WHAT THE TASK ASKS: Return the listing below verbatim. Pictures do not belong in the copy.

%%

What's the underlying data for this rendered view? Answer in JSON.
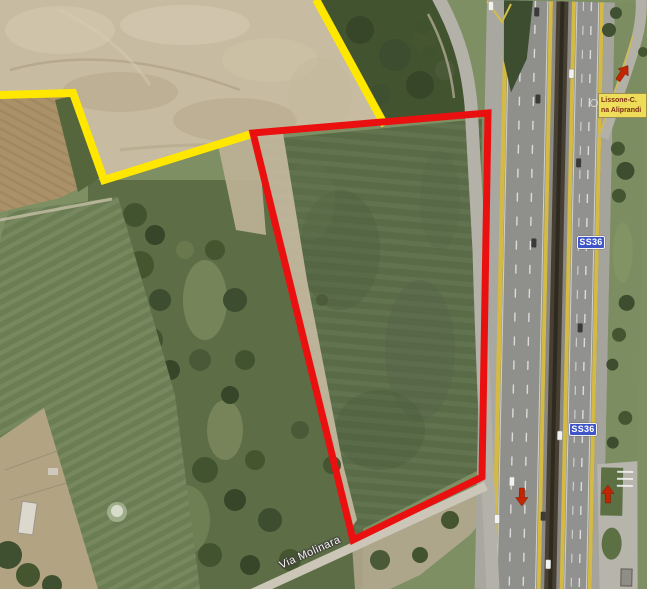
{
  "map": {
    "badges": {
      "ss36_upper": "SS36",
      "ss36_lower": "SS36"
    },
    "exit_label": {
      "line1": "Lissone-C.",
      "line2": "na Aliprandi"
    },
    "street_label": "Via Molinara"
  },
  "colors": {
    "annotation_red": "#ea1010",
    "annotation_yellow": "#ffe700",
    "arrow_red": "#c32500",
    "badge_blue": "#3e55c8",
    "badge_text": "#ffffff",
    "exit_bg": "#f2e157",
    "exit_border": "#9a8f50",
    "exit_text": "#7c2810",
    "street_text": "#f7f5ef"
  }
}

%%

TASK RESPONSE:
What's the underlying data for this rendered view? Answer in JSON.
{
  "map": {
    "badges": {
      "ss36_upper": "SS36",
      "ss36_lower": "SS36"
    },
    "exit_label": {
      "line1": "Lissone-C.",
      "line2": "na Aliprandi"
    },
    "street_label": "Via Molinara"
  },
  "colors": {
    "annotation_red": "#ea1010",
    "annotation_yellow": "#ffe700",
    "arrow_red": "#c32500",
    "badge_blue": "#3e55c8",
    "badge_text": "#ffffff",
    "exit_bg": "#f2e157",
    "exit_border": "#9a8f50",
    "exit_text": "#7c2810",
    "street_text": "#f7f5ef"
  }
}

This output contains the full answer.